Activities:
• 1. Using the Jeb Ivey profile below, decide whether each statement agrees with it. Answer yes or no for each, and quote the words from the profile that settle it. (a) Ivey played college basketball at Portland State. (b) Ivey's three-point streak lasted 177 consecutive games. (c) Ivey won the Icelandic championship with Snæfell in 2006.
• 2. According to the Jeb Ivey profile below, in what event did his father, Mitch Ivey, win an Olympic bronze medal?

-------- Text under study --------

Personal information
- Born: November 7, 1980 (age 44) San Jose, California, U.S.
- Listed height: 188 cm (6 ft 2 in)
- Listed weight: 198 lb (90 kg)

Career information
- High school: Bellarmine College Preparatory (San Jose, California)
- College: West Valley (1999–2001); Portland State (2001–2003);
- Playing career: 2003–2019
- Position: Point guard
- Number: 5

Career history
- 2003–2004: KFÍ
- 2004–2005: Fjölnir
- 2005: Vancouver Volcanoes
- 2005–2007: Njarðvík
- 2007–2008: Göttingen
- 2008–2009: Eisbären Bremerhaven
- 2009–2010: Kataja
- 2010: Snæfell
- 2010–2011: KTP
- 2011–2013: Bisons Loimaa
- 2013–2014: Aix Maurienne
- 2014–2016: Denain Voltaire
- 2016–2018: Espoo United
- 2018–2019: Njarðvík

Career highlights
- 2× Finnish League champion (2012, 2013); 2× Icelandic League champion (2006, 2010); Icelandic Super Cup winner (2006); 2× Korisliiga Finals MVP (2012, 2013); Korisliiga Foreign Player of the Year (2012);

= Jeb Ivey =

American basketball player (born 1980)

Jeb Mikel Ivey (born November 7, 1980) is an American former professional basketball player. He won the Icelandic championship twice, with Njarðvík in 2006, and with Snæfell in 2010. He also won the Finnish championship twice with Nilan Bisons Loimaa in 2012 and 2013 where he was named the Korisliiga Finals MVP both times.

From September 24, 2010, to December 6, 2013, he scored a three pointer in 177 consecutive games, setting a world record according to Guinness World Records.

==Career==
In 2018, Ivey returned to Njarðvík where he played 11 years before. He retired from basketball following Njarðvík's first round loss against ÍR in the 2019 Úrvalsdeild playoffs. In 27 regular seasons and playoff games for Njarðvík, Ivey averaged 16.5 points and 5.0 assists per game while shooting 37.8% from the three point range. On April 1, following Njarðvík's first round loss to ÍR, Ivey announced his retirement from professional basketball. Ivey then started coaching at Valley Catholic High School in late 2022, where he earned coach of the year in the OSAA 3a division in 2023.

==Honours==
===Finland===
====Club====
- Finnish Champion: 2012, 2013

====Individual====
- Korisliiga Finals MVP: 2012, 2013
- Korisliiga Foreign Player of the Year: 2012

===Iceland===
====Club====
- Icelandic Champion: 2006, 2010
- Icelandic Super Cup: 2006
- Icelandic Company Cup: 2006

==Personal life==
Ivey is the son of Mitch Ivey, who won bronze in 200 meters backstroke at the 1972 Summer Olympics.

-------- Data extract --------

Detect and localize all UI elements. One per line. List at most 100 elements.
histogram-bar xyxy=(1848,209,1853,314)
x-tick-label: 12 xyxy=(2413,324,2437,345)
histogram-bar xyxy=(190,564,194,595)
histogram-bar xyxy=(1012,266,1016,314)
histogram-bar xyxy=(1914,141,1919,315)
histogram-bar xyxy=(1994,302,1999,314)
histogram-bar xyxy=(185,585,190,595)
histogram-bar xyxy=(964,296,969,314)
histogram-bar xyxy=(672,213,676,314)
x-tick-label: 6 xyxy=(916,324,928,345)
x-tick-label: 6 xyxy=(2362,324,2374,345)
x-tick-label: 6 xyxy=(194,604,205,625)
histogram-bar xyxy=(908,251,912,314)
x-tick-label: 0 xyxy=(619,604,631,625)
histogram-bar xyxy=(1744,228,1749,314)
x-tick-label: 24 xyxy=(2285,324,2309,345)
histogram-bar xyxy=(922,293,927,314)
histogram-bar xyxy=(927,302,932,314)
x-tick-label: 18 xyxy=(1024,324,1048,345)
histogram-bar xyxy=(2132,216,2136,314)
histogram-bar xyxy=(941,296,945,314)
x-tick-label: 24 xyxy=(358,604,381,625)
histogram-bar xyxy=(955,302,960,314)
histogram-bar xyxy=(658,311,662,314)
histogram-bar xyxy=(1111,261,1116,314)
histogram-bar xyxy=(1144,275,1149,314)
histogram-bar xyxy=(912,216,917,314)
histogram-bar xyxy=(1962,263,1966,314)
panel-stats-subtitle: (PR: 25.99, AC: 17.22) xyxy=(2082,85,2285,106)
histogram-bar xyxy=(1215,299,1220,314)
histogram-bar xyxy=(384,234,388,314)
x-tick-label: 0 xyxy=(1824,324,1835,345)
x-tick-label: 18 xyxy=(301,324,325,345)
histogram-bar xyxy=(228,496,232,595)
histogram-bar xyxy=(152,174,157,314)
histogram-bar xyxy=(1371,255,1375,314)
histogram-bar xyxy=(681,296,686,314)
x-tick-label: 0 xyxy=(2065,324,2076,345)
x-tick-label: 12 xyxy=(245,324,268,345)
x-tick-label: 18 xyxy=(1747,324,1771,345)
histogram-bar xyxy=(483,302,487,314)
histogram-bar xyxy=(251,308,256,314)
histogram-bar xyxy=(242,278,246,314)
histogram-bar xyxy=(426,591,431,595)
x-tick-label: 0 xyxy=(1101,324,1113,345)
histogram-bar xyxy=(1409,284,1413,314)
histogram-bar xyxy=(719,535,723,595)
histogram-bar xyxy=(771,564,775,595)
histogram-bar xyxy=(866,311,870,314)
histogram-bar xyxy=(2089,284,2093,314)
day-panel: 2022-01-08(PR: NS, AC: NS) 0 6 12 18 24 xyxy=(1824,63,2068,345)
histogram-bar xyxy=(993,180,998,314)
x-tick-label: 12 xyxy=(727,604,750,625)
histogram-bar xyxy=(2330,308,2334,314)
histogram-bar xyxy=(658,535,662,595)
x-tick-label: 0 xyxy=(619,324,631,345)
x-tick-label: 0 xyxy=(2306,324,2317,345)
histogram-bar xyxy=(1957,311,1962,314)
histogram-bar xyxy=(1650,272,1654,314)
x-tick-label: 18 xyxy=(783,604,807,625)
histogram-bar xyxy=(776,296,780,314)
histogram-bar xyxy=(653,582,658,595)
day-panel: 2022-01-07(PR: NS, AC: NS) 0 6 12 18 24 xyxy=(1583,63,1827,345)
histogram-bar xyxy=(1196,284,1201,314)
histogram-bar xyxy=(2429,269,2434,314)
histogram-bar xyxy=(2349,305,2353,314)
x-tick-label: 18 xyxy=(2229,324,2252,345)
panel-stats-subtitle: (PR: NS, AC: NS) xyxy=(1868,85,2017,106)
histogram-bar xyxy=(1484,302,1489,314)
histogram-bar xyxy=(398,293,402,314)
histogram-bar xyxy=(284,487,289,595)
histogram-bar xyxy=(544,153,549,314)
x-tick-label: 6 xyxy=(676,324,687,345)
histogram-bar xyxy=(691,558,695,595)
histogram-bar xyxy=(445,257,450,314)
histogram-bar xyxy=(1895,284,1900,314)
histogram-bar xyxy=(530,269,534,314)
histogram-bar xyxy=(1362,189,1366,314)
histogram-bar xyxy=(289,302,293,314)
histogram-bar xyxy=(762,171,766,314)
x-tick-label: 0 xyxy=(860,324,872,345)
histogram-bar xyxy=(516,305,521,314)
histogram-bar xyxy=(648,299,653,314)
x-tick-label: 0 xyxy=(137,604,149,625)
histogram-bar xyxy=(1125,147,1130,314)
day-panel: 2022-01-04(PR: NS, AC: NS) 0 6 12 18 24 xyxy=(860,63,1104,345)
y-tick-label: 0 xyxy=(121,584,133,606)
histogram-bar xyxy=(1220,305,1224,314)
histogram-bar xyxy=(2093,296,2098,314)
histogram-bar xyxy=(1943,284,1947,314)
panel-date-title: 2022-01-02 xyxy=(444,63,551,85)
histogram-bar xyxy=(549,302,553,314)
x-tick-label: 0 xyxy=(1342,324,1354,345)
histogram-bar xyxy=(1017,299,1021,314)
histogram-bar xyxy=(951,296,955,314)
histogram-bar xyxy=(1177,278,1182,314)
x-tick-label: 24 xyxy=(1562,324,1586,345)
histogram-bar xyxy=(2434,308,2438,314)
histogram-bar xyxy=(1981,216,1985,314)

--------

Answers:
• 1.
(a) Yes: "Portland State (2001–2003)"
(b) Yes: "he scored a three pointer in 177 consecutive games"
(c) No: "with Njarðvík in 2006, and with Snæfell in 2010"

• 2. The 200 meters backstroke at the 1972 Summer Olympics.